● INSTRUCTION:
Please count the lines below that contain the string "main" and reply with that number alone.

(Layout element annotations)
◆ ◆ ◆ ◆ ◆ ◆ ◆

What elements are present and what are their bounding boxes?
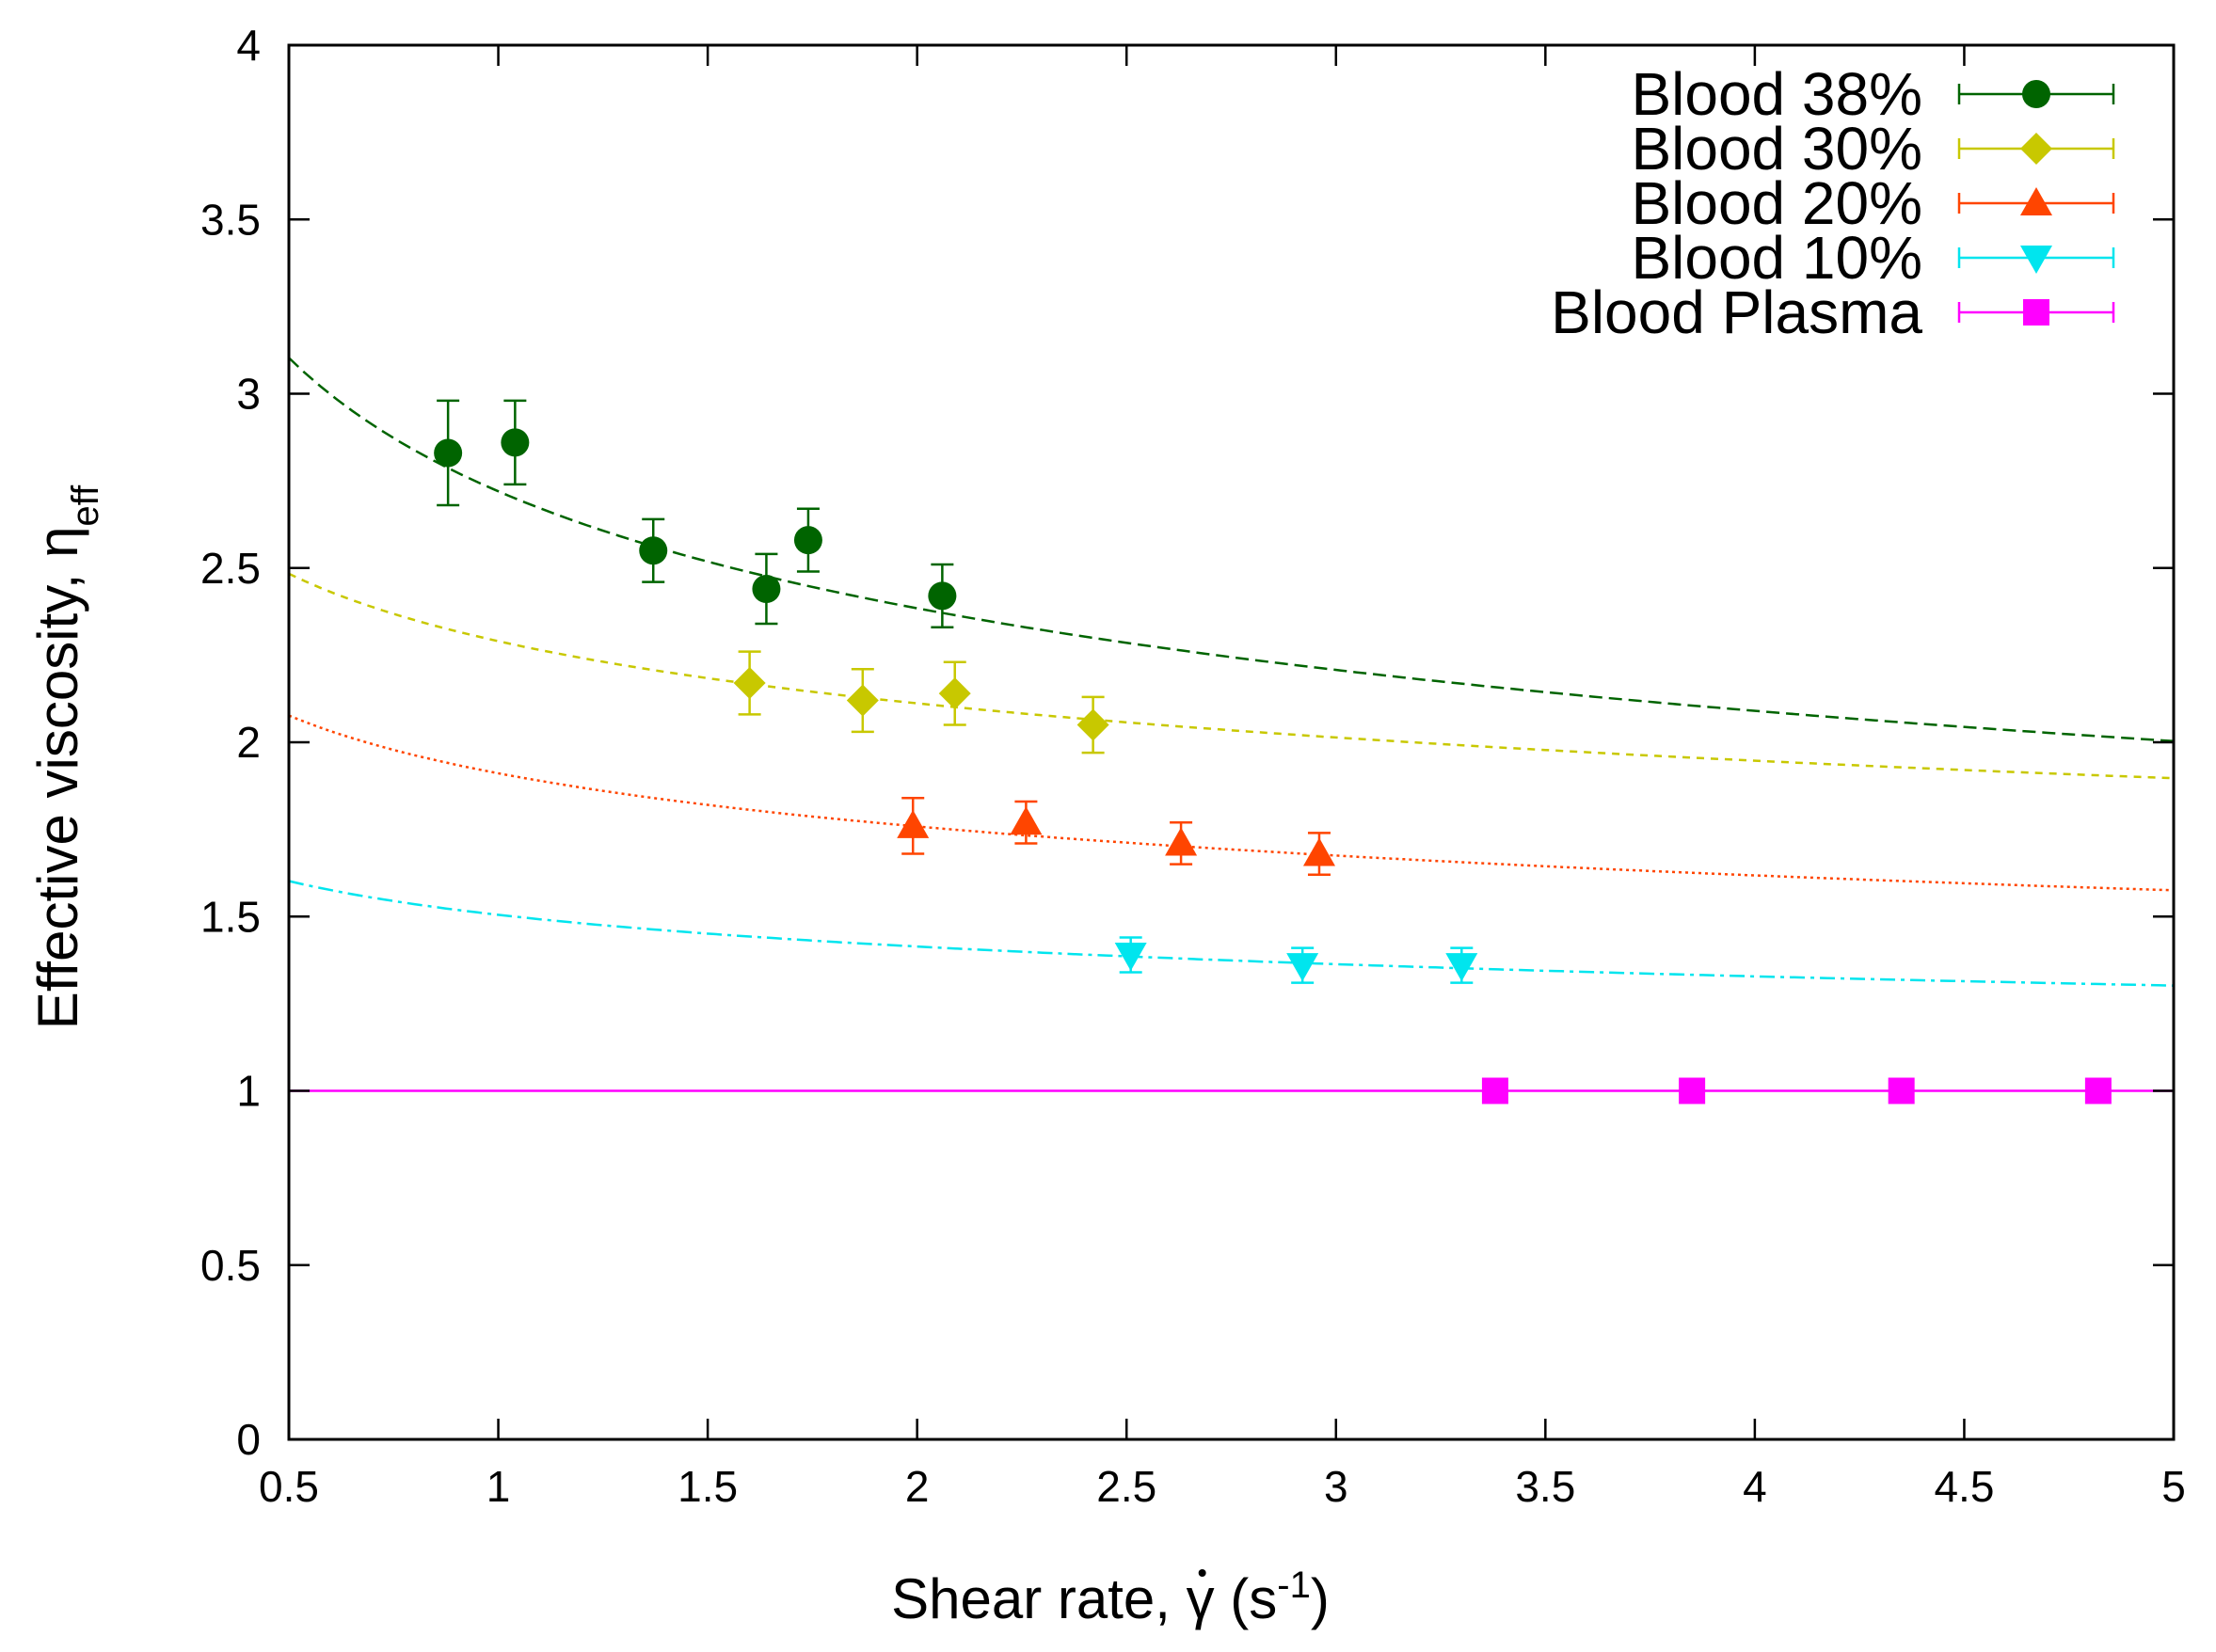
y-tick-label: 3	[236, 370, 261, 419]
data-point-blood-30	[938, 677, 971, 710]
y-axis-label: Effective viscosity, ηeff	[26, 484, 106, 1029]
data-markers	[434, 428, 2112, 1104]
y-tick-labels: 0 0.5 1 1.5 2 2.5 3 3.5 4	[200, 21, 261, 1464]
x-tick-label: 1.5	[678, 1462, 738, 1511]
legend-label: Blood 30%	[1631, 115, 1922, 183]
legend-marker	[2020, 246, 2052, 274]
data-point-blood-10	[1286, 953, 1319, 982]
x-tick-label: 4	[1743, 1462, 1767, 1511]
y-tick-label: 4	[236, 21, 261, 70]
legend-marker	[2022, 80, 2050, 108]
legend-label: Blood 10%	[1631, 224, 1922, 292]
x-tick-label: 1	[486, 1462, 511, 1511]
legend-label: Blood 20%	[1631, 169, 1922, 237]
data-point-blood-20	[1010, 806, 1043, 835]
x-axis-label: Shear rate, γ (s-1)	[891, 1565, 1330, 1630]
y-tick-label: 1	[236, 1067, 261, 1116]
fit-curve-blood-38	[288, 357, 2175, 742]
data-point-blood-30	[1076, 708, 1109, 741]
data-point-blood-38	[752, 574, 781, 603]
legend-entry-blood-30: Blood 30%	[1631, 115, 2115, 183]
legend: Blood 38%Blood 30%Blood 20%Blood 10%Bloo…	[1551, 60, 2115, 346]
data-point-blood-plasma	[2084, 1077, 2112, 1104]
data-point-blood-38	[793, 526, 822, 555]
data-point-blood-38	[501, 428, 530, 457]
data-point-blood-30	[733, 667, 766, 700]
y-tick-label: 2	[236, 718, 261, 767]
gamma-dot-accent	[1198, 1569, 1206, 1577]
legend-entry-blood-38: Blood 38%	[1631, 60, 2115, 128]
x-tick-label: 2.5	[1096, 1462, 1156, 1511]
x-tick-label: 3.5	[1515, 1462, 1575, 1511]
data-point-blood-plasma	[1888, 1077, 1915, 1104]
legend-marker	[2020, 133, 2052, 165]
legend-entry-blood-plasma: Blood Plasma	[1551, 278, 2115, 346]
legend-entry-blood-20: Blood 20%	[1631, 169, 2115, 237]
data-point-blood-plasma	[1481, 1077, 1508, 1104]
y-tick-label: 0.5	[200, 1241, 261, 1290]
legend-marker	[2020, 187, 2052, 215]
x-axis-label-exponent: -1	[1277, 1565, 1311, 1606]
data-point-blood-10	[1114, 943, 1147, 972]
y-tick-label: 1.5	[200, 892, 261, 941]
legend-label: Blood Plasma	[1551, 278, 1922, 346]
data-point-blood-20	[897, 809, 930, 838]
x-tick-label: 0.5	[259, 1462, 319, 1511]
x-tick-labels: 0.5 1 1.5 2 2.5 3 3.5 4 4.5 5	[259, 1462, 2186, 1511]
y-axis-label-subscript: eff	[65, 484, 106, 527]
axis-ticks	[287, 43, 2176, 1441]
legend-entry-blood-10: Blood 10%	[1631, 224, 2115, 292]
legend-marker	[2023, 299, 2049, 326]
y-tick-label: 2.5	[200, 544, 261, 593]
data-point-blood-38	[639, 536, 668, 565]
y-tick-label: 0	[236, 1415, 261, 1464]
y-tick-label: 3.5	[200, 195, 261, 244]
fit-curve-blood-10	[288, 880, 2175, 987]
data-point-blood-38	[434, 438, 463, 468]
fit-curve-blood-20	[288, 714, 2175, 892]
legend-label: Blood 38%	[1631, 60, 1922, 128]
gamma-dot-symbol: γ	[1187, 1567, 1215, 1630]
data-point-blood-10	[1445, 953, 1478, 982]
fit-curve-blood-30	[288, 572, 2175, 780]
x-tick-label: 2	[905, 1462, 930, 1511]
fit-curves	[288, 357, 2175, 1092]
data-point-blood-38	[928, 581, 957, 611]
x-tick-label: 5	[2161, 1462, 2186, 1511]
data-point-blood-30	[846, 684, 879, 717]
x-tick-label: 3	[1324, 1462, 1348, 1511]
x-tick-label: 4.5	[1934, 1462, 1994, 1511]
data-point-blood-20	[1165, 827, 1198, 856]
data-point-blood-20	[1302, 837, 1335, 866]
data-point-blood-plasma	[1679, 1077, 1706, 1104]
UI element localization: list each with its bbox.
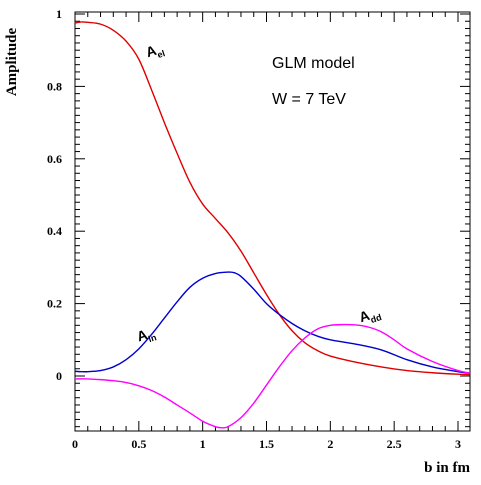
tick-marks bbox=[74, 12, 470, 431]
series-line-a-in bbox=[74, 271, 471, 374]
y-tick-label: 1 bbox=[56, 7, 62, 21]
annotation-model: GLM model bbox=[272, 55, 355, 72]
series-label-a-el: Ael bbox=[144, 42, 167, 60]
y-axis-title: Amplitude bbox=[4, 27, 20, 96]
curves bbox=[74, 21, 471, 429]
series-label-main: A bbox=[135, 326, 150, 344]
plot-frame bbox=[74, 11, 471, 432]
series-label-subscript: dd bbox=[369, 312, 383, 325]
x-tick-label: 2.5 bbox=[387, 437, 402, 451]
series-line-a-el bbox=[74, 21, 471, 376]
series-label-main: A bbox=[144, 42, 159, 60]
y-tick-label: 0.8 bbox=[47, 79, 62, 93]
annotation-energy: W = 7 TeV bbox=[272, 91, 346, 108]
x-tick-label: 3 bbox=[455, 437, 461, 451]
y-tick-label: 0.2 bbox=[47, 297, 62, 311]
x-tick-label: 0 bbox=[72, 437, 78, 451]
x-axis-title: b in fm bbox=[424, 460, 470, 476]
series-label-subscript: el bbox=[156, 48, 166, 60]
y-tick-label: 0.4 bbox=[47, 224, 62, 238]
series-label-main: A bbox=[357, 307, 372, 325]
x-tick-label: 1.5 bbox=[259, 437, 274, 451]
y-tick-label: 0 bbox=[56, 369, 62, 383]
y-tick-label: 0.6 bbox=[47, 152, 62, 166]
series-line-a-dd bbox=[74, 323, 471, 429]
x-tick-label: 2 bbox=[327, 437, 333, 451]
x-tick-label: 0.5 bbox=[131, 437, 146, 451]
series-label-a-dd: Add bbox=[357, 307, 383, 325]
x-tick-label: 1 bbox=[200, 437, 206, 451]
series-label-subscript: in bbox=[147, 332, 158, 344]
series-label-a-in: Ain bbox=[135, 326, 158, 344]
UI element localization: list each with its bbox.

◆ ◆ ◆ ◆ ◆ ◆ ◆

● RESPONSE BELOW:
3